■ WRITTEN EXERCISE: Check each line of the listing for the word "Tasimelteon" and give only the number of lines that have it.

━━━━━ RECORDS SUPPLIED ━━━━━

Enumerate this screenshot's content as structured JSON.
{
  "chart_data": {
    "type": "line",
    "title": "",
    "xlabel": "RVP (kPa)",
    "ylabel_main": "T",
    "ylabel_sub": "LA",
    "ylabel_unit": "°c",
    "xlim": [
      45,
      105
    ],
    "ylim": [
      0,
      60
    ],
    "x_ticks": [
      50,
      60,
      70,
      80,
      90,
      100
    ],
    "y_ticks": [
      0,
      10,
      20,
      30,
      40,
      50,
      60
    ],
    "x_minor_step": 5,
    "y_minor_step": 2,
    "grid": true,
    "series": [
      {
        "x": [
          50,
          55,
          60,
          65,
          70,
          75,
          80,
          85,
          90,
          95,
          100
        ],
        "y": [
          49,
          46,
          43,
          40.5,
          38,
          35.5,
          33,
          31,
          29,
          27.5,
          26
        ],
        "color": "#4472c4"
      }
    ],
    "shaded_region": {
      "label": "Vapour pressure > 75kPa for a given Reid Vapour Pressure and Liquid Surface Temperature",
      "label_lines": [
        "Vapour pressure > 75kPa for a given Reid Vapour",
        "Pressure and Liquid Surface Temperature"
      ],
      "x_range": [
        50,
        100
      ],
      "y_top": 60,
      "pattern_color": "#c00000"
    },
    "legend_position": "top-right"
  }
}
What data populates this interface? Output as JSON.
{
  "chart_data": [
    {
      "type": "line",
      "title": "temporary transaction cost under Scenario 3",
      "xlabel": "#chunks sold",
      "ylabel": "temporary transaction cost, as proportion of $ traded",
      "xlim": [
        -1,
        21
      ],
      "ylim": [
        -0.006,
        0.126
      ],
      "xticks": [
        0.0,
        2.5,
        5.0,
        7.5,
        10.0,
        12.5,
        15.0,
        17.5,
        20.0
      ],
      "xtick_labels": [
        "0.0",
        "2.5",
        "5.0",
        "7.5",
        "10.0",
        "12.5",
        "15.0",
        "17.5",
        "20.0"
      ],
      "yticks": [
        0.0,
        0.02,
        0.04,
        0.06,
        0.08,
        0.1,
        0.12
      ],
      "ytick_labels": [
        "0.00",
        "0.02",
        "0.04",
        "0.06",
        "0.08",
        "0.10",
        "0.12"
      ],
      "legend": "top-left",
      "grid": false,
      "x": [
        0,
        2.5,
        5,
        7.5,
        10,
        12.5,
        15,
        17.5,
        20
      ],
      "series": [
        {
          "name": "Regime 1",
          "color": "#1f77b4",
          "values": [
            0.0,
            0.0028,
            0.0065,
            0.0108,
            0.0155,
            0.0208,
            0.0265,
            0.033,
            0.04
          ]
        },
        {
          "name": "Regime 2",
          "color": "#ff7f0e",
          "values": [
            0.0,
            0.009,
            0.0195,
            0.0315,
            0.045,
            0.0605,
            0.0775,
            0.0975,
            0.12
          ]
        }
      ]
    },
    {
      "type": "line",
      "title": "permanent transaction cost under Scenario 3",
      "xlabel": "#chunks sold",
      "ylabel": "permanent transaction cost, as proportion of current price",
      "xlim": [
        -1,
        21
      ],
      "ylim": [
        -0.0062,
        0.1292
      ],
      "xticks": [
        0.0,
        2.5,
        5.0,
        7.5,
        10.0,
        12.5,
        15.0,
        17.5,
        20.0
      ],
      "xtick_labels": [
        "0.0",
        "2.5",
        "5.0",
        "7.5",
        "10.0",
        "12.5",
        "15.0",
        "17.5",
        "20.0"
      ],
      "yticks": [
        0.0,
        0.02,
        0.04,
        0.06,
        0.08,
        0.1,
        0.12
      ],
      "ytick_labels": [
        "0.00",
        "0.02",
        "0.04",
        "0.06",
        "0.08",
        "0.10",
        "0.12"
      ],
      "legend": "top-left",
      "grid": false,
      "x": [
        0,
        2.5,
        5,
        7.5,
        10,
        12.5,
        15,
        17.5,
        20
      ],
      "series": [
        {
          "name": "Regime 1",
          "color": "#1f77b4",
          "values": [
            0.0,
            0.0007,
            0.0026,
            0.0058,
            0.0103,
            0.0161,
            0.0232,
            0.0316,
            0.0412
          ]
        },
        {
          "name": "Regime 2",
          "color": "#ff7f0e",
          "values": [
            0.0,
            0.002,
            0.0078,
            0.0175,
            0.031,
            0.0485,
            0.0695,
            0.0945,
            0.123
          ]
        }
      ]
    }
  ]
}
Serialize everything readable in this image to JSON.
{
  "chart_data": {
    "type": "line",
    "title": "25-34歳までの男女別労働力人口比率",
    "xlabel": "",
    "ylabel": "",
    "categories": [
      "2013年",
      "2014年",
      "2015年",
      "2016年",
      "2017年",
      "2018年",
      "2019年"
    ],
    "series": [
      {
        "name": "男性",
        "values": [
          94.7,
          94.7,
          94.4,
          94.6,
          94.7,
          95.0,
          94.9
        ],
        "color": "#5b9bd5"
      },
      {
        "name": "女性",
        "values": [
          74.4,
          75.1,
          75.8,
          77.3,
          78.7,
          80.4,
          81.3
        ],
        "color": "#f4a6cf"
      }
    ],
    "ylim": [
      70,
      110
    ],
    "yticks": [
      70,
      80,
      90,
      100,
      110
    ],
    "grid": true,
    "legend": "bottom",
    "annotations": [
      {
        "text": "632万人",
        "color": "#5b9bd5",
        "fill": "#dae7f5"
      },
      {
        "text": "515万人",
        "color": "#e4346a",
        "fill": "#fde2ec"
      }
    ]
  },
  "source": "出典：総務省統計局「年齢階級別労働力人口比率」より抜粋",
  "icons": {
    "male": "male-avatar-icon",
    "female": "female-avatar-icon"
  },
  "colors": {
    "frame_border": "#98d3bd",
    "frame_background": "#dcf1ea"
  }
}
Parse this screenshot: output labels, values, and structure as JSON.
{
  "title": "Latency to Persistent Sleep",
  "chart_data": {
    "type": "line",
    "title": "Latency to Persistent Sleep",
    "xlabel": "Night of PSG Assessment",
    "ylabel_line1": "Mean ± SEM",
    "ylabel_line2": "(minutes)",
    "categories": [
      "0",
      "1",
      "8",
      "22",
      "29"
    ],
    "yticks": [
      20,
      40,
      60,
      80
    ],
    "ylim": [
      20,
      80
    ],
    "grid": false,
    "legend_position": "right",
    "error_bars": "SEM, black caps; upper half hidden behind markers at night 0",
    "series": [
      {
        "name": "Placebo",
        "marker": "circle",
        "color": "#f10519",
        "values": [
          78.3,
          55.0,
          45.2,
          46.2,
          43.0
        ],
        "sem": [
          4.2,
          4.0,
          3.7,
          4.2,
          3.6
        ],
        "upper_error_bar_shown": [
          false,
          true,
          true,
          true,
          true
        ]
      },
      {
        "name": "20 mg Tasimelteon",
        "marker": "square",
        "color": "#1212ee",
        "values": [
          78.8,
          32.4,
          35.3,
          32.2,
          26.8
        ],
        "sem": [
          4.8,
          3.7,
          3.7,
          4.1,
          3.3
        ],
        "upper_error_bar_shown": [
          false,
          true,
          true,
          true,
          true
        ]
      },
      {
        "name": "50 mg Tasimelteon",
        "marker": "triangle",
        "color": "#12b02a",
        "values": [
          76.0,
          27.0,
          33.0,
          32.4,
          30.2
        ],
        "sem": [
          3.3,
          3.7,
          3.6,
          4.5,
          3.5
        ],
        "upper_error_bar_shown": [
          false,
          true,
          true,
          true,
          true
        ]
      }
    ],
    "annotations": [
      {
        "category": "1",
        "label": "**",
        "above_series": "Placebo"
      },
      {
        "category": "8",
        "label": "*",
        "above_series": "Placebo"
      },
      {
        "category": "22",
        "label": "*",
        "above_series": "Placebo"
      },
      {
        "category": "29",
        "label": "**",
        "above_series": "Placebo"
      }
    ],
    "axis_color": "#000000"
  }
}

━━━━━

■ WRITTEN RESPONSE: 2